**What to produce:** Repeat what the lines below say, word for word, and skip every image.

[Structured figure records]
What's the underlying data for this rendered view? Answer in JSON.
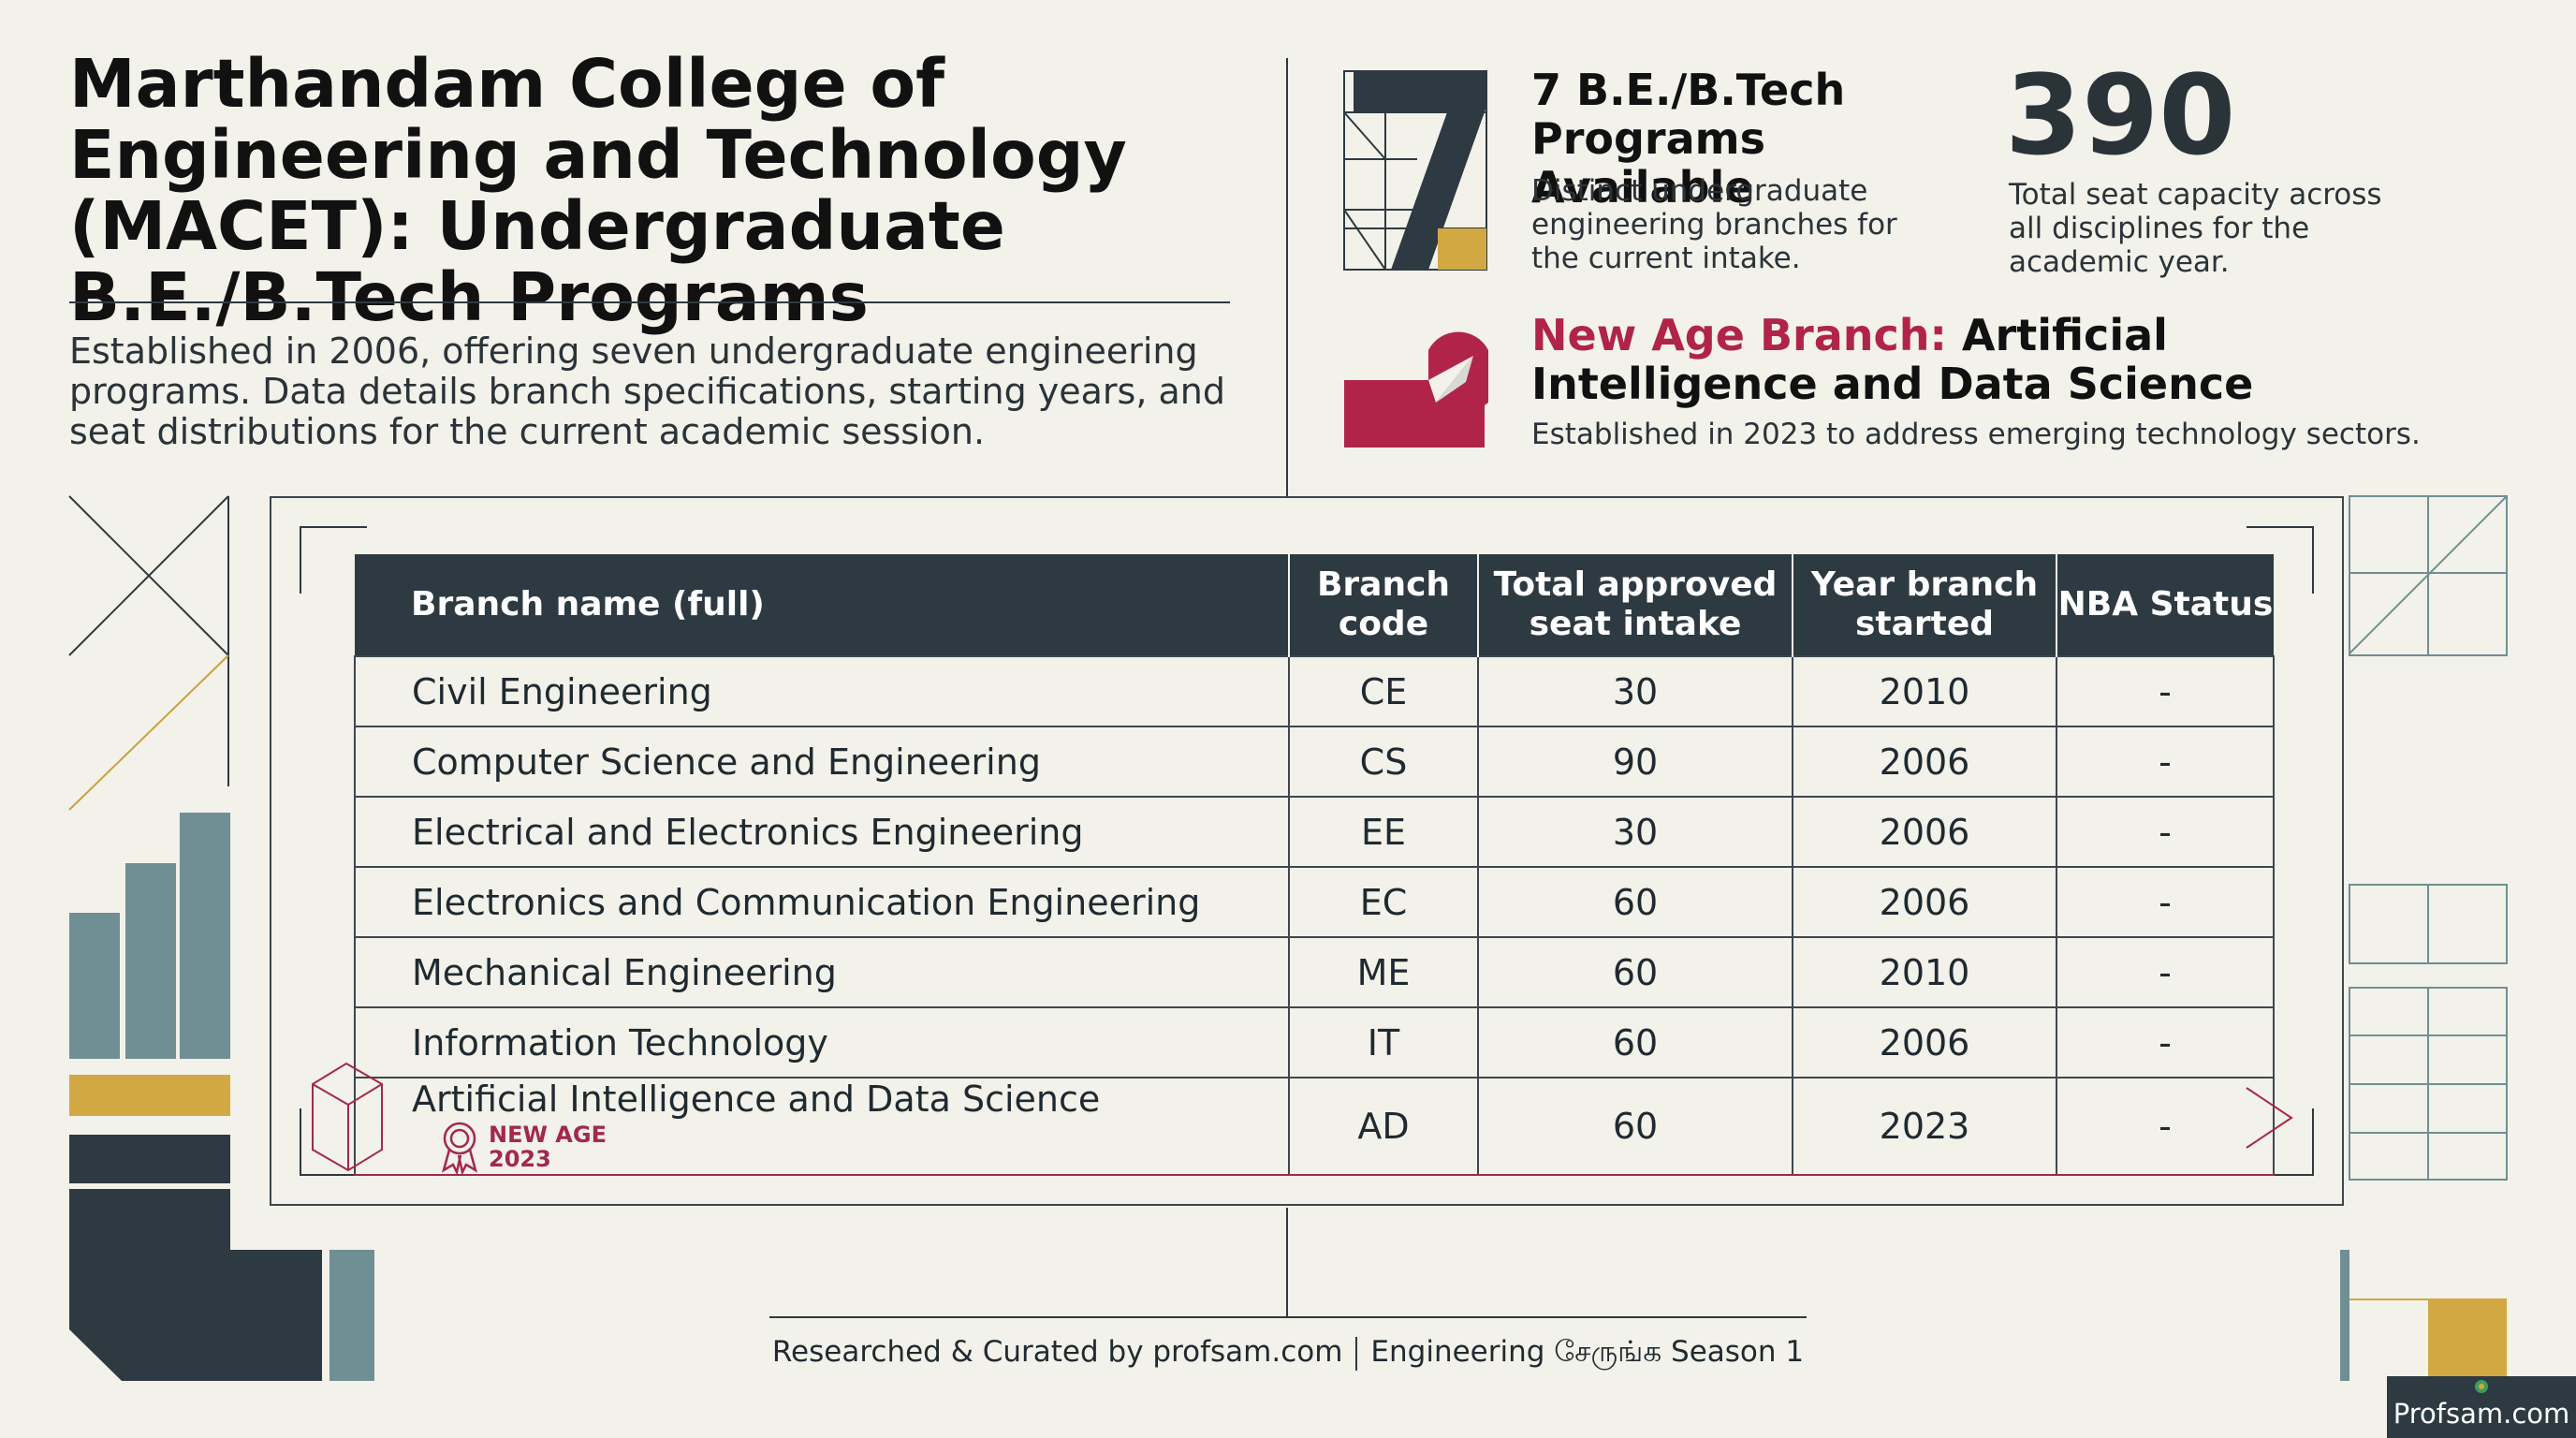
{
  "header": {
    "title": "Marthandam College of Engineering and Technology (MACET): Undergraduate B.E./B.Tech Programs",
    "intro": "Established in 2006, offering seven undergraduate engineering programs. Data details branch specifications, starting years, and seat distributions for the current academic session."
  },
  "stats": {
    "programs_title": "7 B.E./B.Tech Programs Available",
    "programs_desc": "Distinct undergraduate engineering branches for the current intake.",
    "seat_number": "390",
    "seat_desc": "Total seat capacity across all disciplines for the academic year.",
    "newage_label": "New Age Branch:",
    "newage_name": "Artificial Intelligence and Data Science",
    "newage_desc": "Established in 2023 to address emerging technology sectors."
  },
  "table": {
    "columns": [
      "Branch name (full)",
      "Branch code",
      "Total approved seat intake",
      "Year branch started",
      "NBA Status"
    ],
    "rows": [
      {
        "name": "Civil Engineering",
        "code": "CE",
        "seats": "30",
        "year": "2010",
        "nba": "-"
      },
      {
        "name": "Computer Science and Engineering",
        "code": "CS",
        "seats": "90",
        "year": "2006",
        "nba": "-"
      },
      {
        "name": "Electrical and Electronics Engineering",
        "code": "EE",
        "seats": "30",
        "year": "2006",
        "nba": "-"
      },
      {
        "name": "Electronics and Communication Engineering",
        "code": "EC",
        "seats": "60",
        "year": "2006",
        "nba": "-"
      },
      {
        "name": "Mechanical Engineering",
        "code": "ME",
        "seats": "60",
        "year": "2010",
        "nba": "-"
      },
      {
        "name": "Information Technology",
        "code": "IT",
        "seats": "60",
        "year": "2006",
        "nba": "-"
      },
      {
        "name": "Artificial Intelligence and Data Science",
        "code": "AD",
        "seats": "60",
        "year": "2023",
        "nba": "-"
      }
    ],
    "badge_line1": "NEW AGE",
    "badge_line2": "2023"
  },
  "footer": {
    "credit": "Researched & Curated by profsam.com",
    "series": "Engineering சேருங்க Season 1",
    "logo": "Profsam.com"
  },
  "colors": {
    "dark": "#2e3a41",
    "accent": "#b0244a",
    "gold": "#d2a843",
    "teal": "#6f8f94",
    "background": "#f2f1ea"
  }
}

**Problem solution:**
What's the underlying data for this rendered view? Answer in JSON.
{
  "header": {
    "title": "Marthandam College of Engineering and Technology (MACET): Undergraduate B.E./B.Tech Programs",
    "intro": "Established in 2006, offering seven undergraduate engineering programs. Data details branch specifications, starting years, and seat distributions for the current academic session."
  },
  "stats": {
    "programs_title": "7 B.E./B.Tech Programs Available",
    "programs_desc": "Distinct undergraduate engineering branches for the current intake.",
    "seat_number": "390",
    "seat_desc": "Total seat capacity across all disciplines for the academic year.",
    "newage_label": "New Age Branch:",
    "newage_name": "Artificial Intelligence and Data Science",
    "newage_desc": "Established in 2023 to address emerging technology sectors."
  },
  "table": {
    "columns": [
      "Branch name (full)",
      "Branch code",
      "Total approved seat intake",
      "Year branch started",
      "NBA Status"
    ],
    "rows": [
      {
        "name": "Civil Engineering",
        "code": "CE",
        "seats": "30",
        "year": "2010",
        "nba": "-"
      },
      {
        "name": "Computer Science and Engineering",
        "code": "CS",
        "seats": "90",
        "year": "2006",
        "nba": "-"
      },
      {
        "name": "Electrical and Electronics Engineering",
        "code": "EE",
        "seats": "30",
        "year": "2006",
        "nba": "-"
      },
      {
        "name": "Electronics and Communication Engineering",
        "code": "EC",
        "seats": "60",
        "year": "2006",
        "nba": "-"
      },
      {
        "name": "Mechanical Engineering",
        "code": "ME",
        "seats": "60",
        "year": "2010",
        "nba": "-"
      },
      {
        "name": "Information Technology",
        "code": "IT",
        "seats": "60",
        "year": "2006",
        "nba": "-"
      },
      {
        "name": "Artificial Intelligence and Data Science",
        "code": "AD",
        "seats": "60",
        "year": "2023",
        "nba": "-"
      }
    ],
    "badge_line1": "NEW AGE",
    "badge_line2": "2023"
  },
  "footer": {
    "credit": "Researched & Curated by profsam.com",
    "series": "Engineering சேருங்க Season 1",
    "logo": "Profsam.com"
  },
  "colors": {
    "dark": "#2e3a41",
    "accent": "#b0244a",
    "gold": "#d2a843",
    "teal": "#6f8f94",
    "background": "#f2f1ea"
  }
}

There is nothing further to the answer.